* Given request 1
What two operations does the broken calculator problem allow on the displayed number?
* Given request 2
Reproduce, without any change, the stretch of the records from their start through the line that contains "- effects-visibility-icon[interactable]: ◉: [889, 169, 896, 178]", including both ends.

* Supplied passage

991. Broken Calculator

On a broken calculator that has a number showing on its display, we can perform two operations:

• Double: Multiply the number on the display by 2, or;
• Decrement: Subtract 1 from the number on the display.

Initially, the calculator is displaying the number X.

Return the minimum number of operations needed to display the number Y.

Example 1:

Input: X = 2, Y = 3
Output: 2
Explanation: Use double operation and then decrement operation {2 -> 4 -> 3}.

Example 2:

Input: X = 5, Y = 8
Output: 2
Explanation: Use decrement and then double {5 -> 4 -> 8}.

Example 3:

Input: X = 3, Y = 10
Output: 3
Explanation:  Use double, decrement and double {3 -> 6 -> 5 -> 10}.

Example 4:

Input: X = 1024, Y = 1
Output: 1023
Explanation: Use decrement operations 1023 times.

Note:

1. 1 <= X <= 10^9
2. 1 <= Y <= 10^9

Approach #1: Math. [Java]

class Solution {
    public int brokenCalc(int x, int y) {
        int count = 0;
        while (y != x) {
            if (x > y) return x - y + count;

            if (y % 2 != 0) y += 1;
            else y /= 2;

            count++;
        }

        return count;
    }
}

　　

Analysis:

First, let us see if the solution exists or not.

Clearly, we can keep doubling x till it goes beyond y. Then we can keep decreamenting x till it reaches y. Since the number of operations is not limited, so we conclude that a solution exists.

So now, consider an optimal solution (any solution with the minimal number of steps).

The path is nothing but a sequence of numbers that start at x and end at y.

* Entries shown
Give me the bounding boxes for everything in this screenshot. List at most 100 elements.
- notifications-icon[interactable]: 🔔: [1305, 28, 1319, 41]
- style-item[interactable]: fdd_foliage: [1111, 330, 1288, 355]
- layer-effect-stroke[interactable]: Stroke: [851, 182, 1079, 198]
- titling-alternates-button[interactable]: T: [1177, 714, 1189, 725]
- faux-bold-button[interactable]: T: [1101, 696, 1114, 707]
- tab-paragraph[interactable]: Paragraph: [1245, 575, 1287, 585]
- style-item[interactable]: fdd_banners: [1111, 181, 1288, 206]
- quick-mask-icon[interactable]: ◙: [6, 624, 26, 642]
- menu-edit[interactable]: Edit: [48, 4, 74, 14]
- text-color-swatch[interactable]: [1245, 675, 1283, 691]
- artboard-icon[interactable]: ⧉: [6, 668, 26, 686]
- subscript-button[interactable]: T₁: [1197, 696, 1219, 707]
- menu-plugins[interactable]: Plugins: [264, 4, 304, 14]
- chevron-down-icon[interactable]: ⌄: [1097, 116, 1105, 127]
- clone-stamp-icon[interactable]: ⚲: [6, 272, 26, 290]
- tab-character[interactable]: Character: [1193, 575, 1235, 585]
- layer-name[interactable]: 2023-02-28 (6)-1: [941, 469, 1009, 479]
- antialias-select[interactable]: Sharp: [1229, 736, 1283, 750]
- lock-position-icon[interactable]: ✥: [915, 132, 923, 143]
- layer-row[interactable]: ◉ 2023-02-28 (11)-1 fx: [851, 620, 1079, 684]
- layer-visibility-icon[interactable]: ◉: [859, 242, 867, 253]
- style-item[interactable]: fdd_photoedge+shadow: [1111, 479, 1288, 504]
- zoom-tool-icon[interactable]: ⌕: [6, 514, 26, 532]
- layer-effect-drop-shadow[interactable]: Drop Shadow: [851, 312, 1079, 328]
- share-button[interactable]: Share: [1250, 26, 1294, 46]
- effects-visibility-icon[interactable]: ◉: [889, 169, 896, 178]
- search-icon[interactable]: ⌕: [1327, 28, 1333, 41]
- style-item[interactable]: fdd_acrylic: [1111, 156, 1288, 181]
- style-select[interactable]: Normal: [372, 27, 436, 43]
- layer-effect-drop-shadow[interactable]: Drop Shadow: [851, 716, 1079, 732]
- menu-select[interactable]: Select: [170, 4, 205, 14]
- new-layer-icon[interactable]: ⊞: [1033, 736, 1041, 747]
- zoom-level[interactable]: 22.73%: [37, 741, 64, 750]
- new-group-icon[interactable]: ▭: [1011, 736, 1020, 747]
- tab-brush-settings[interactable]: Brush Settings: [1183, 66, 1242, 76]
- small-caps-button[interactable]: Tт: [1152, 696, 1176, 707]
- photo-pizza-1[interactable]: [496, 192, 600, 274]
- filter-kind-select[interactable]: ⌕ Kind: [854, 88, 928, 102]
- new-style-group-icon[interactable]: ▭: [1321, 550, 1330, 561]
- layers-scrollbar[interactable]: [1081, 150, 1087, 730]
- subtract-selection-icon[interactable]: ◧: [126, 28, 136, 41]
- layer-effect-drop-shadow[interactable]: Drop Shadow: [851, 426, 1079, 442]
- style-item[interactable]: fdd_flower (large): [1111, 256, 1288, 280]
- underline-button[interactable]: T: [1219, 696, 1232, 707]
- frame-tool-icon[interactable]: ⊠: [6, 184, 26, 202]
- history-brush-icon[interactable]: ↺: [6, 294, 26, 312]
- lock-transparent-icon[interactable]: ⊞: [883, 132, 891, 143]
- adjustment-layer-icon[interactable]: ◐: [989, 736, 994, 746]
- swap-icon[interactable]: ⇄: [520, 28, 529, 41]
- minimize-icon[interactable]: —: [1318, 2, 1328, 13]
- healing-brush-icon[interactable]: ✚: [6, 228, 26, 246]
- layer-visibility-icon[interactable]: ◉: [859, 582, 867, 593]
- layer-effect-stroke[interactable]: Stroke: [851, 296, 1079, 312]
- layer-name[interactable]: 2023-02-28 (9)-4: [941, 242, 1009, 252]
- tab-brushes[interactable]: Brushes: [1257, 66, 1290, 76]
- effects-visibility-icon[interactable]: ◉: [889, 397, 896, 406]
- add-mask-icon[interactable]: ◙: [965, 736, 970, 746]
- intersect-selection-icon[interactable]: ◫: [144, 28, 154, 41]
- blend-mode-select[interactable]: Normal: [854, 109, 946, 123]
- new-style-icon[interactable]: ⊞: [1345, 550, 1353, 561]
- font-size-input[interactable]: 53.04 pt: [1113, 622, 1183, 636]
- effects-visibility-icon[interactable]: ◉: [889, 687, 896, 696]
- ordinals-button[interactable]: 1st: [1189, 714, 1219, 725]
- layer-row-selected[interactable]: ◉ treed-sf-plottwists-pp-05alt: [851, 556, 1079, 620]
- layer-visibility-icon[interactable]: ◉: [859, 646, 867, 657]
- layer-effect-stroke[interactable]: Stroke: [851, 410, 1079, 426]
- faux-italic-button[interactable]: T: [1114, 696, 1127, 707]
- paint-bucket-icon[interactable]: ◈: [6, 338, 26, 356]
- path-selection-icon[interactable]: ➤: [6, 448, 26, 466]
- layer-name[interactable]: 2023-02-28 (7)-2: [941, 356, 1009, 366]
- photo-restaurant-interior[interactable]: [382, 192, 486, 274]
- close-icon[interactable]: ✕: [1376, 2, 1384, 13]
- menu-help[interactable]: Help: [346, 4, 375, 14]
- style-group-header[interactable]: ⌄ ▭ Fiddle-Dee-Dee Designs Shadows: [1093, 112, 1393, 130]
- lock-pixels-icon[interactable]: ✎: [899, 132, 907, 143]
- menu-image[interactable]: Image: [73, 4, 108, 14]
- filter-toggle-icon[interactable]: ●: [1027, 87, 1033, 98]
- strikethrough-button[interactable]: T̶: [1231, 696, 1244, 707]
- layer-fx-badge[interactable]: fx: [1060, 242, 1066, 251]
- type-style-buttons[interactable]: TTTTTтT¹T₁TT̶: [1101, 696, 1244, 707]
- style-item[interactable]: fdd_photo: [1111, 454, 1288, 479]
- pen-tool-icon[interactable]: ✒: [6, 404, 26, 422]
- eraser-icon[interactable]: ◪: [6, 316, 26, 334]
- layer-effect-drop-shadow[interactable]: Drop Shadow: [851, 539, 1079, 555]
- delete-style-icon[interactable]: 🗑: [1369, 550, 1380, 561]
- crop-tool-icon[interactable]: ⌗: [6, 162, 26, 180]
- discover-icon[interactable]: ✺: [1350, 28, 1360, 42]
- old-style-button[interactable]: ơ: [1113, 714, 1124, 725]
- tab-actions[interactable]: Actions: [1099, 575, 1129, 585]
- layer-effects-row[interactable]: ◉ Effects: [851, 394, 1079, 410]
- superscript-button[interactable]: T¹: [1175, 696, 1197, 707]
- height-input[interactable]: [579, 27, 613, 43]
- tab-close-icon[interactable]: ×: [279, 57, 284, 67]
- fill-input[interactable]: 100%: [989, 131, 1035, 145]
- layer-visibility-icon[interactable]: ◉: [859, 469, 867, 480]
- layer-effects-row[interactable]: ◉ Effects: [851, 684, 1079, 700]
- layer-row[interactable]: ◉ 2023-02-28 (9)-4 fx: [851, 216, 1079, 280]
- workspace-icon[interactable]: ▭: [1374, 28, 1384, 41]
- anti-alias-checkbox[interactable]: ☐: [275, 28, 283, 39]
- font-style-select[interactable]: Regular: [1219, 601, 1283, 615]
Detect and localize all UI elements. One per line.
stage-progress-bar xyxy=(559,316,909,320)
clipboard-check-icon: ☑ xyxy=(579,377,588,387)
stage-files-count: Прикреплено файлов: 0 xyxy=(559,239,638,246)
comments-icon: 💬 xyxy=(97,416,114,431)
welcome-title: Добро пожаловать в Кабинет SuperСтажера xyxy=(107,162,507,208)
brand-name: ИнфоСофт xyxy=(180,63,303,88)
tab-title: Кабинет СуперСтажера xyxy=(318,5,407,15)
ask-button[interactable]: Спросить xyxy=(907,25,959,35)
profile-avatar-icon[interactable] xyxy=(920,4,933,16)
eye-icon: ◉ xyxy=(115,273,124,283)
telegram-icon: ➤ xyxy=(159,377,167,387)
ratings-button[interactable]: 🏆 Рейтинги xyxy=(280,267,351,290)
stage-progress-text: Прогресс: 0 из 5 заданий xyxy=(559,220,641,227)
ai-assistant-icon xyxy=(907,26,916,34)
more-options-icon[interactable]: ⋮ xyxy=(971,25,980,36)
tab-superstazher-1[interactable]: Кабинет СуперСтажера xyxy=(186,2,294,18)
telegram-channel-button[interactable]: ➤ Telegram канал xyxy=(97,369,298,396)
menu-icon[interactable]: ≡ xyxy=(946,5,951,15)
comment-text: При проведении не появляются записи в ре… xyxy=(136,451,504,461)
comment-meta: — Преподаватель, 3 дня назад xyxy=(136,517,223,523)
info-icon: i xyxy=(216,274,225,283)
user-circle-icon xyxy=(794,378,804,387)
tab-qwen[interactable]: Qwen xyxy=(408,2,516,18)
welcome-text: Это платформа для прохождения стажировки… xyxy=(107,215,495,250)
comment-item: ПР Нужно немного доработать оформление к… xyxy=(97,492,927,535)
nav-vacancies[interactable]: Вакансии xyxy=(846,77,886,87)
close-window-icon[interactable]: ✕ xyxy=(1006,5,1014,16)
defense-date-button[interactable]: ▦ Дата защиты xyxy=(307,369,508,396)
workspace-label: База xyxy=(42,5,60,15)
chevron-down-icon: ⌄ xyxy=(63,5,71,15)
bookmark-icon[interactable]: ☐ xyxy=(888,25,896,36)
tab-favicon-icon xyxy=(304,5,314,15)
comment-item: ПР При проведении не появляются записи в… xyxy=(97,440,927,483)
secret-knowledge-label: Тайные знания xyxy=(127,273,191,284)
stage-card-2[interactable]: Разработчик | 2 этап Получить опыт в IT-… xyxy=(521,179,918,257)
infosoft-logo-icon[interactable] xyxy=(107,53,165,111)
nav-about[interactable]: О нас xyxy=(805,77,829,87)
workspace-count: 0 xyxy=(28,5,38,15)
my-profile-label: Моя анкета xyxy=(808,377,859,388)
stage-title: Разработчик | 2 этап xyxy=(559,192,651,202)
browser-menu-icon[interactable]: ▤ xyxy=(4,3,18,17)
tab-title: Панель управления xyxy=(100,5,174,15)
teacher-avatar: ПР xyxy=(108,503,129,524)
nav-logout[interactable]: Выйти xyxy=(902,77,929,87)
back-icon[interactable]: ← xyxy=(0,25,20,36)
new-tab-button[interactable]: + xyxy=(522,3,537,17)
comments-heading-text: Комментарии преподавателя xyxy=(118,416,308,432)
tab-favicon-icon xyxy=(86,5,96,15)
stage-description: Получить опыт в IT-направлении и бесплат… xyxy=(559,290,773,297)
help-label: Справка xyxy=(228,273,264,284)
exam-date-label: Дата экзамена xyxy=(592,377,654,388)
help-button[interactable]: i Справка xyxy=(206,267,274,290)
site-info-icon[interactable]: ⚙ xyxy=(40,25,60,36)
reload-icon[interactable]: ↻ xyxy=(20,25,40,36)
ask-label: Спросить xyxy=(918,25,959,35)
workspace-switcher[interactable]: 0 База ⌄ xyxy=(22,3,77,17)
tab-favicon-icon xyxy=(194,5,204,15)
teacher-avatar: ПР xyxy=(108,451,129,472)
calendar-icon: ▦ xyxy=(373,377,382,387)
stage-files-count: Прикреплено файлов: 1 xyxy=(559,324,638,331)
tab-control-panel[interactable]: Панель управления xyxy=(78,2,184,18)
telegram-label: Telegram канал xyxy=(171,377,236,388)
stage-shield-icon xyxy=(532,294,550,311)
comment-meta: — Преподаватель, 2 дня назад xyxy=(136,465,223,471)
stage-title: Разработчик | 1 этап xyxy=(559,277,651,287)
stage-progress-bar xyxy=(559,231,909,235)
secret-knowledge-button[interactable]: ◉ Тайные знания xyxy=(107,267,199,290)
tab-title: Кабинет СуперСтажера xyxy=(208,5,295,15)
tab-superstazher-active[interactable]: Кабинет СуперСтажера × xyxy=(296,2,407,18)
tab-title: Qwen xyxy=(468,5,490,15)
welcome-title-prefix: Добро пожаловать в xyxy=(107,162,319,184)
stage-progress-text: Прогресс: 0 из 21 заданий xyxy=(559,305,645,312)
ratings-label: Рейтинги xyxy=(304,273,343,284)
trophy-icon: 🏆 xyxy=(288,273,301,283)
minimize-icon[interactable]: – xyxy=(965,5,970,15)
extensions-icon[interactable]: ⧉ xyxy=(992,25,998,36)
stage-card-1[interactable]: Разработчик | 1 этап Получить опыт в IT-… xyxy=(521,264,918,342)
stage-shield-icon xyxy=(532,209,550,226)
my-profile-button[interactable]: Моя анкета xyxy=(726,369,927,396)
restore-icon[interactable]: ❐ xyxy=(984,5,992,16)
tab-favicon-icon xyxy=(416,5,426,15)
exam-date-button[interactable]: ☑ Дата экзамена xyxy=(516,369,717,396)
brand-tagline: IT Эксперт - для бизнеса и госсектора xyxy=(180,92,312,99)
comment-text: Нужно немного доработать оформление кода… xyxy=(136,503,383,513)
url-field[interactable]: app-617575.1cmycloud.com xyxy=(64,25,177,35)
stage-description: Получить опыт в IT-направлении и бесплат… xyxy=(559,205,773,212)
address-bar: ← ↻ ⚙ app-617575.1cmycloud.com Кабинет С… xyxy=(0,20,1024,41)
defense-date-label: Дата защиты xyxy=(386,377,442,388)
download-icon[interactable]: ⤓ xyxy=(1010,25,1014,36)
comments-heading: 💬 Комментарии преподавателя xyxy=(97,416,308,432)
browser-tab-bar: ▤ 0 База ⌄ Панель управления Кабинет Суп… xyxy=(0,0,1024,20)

* Worked solution 1
Double (multiply the number on the display by 2) and Decrement (subtract 1 from the number on the display).

* Worked solution 2
Give me the bounding boxes for everything in this screenshot. List at most 100 elements.
- notifications-icon[interactable]: 🔔: [1305, 28, 1319, 41]
- style-item[interactable]: fdd_foliage: [1111, 330, 1288, 355]
- layer-effect-stroke[interactable]: Stroke: [851, 182, 1079, 198]
- titling-alternates-button[interactable]: T: [1177, 714, 1189, 725]
- faux-bold-button[interactable]: T: [1101, 696, 1114, 707]
- tab-paragraph[interactable]: Paragraph: [1245, 575, 1287, 585]
- style-item[interactable]: fdd_banners: [1111, 181, 1288, 206]
- quick-mask-icon[interactable]: ◙: [6, 624, 26, 642]
- menu-edit[interactable]: Edit: [48, 4, 74, 14]
- text-color-swatch[interactable]: [1245, 675, 1283, 691]
- artboard-icon[interactable]: ⧉: [6, 668, 26, 686]
- subscript-button[interactable]: T₁: [1197, 696, 1219, 707]
- menu-plugins[interactable]: Plugins: [264, 4, 304, 14]
- chevron-down-icon[interactable]: ⌄: [1097, 116, 1105, 127]
- clone-stamp-icon[interactable]: ⚲: [6, 272, 26, 290]
- tab-character[interactable]: Character: [1193, 575, 1235, 585]
- layer-name[interactable]: 2023-02-28 (6)-1: [941, 469, 1009, 479]
- antialias-select[interactable]: Sharp: [1229, 736, 1283, 750]
- lock-position-icon[interactable]: ✥: [915, 132, 923, 143]
- layer-row[interactable]: ◉ 2023-02-28 (11)-1 fx: [851, 620, 1079, 684]
- layer-visibility-icon[interactable]: ◉: [859, 242, 867, 253]
- style-item[interactable]: fdd_photoedge+shadow: [1111, 479, 1288, 504]
- zoom-tool-icon[interactable]: ⌕: [6, 514, 26, 532]
- layer-effect-drop-shadow[interactable]: Drop Shadow: [851, 312, 1079, 328]
- share-button[interactable]: Share: [1250, 26, 1294, 46]
- effects-visibility-icon[interactable]: ◉: [889, 169, 896, 178]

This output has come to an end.